» Document content entries:

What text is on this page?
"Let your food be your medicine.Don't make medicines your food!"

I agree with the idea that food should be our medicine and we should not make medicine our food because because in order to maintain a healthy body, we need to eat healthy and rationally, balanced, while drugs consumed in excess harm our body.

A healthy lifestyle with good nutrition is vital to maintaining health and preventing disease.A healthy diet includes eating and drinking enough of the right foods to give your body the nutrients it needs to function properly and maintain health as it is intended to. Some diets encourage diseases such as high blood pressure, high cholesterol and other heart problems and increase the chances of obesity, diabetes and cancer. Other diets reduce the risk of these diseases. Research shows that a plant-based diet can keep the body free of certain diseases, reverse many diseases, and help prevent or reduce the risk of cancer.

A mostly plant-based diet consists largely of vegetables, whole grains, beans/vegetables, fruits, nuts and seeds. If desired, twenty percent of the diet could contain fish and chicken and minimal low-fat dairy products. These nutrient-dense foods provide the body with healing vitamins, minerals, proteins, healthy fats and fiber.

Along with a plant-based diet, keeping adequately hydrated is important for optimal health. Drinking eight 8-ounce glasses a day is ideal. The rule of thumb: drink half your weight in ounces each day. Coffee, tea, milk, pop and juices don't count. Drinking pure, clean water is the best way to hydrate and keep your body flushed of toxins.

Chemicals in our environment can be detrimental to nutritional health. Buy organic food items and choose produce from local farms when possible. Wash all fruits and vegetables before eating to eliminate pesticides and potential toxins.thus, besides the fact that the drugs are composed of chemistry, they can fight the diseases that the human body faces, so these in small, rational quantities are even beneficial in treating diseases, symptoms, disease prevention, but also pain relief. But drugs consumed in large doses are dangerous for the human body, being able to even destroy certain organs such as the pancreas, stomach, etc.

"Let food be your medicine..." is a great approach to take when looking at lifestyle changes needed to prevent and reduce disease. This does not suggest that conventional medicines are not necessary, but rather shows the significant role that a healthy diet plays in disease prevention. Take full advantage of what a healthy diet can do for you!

» Assignment:
Scan the records for the word "make", and copy each line where it is found.

» Solution for this exercise:
"Let your food be your medicine.Don't make medicines your food!"
I agree with the idea that food should be our medicine and we should not make medicine our food because because in order to maintain a healthy body, we need to eat healthy and rationally, balanced, while drugs consumed in excess harm our body.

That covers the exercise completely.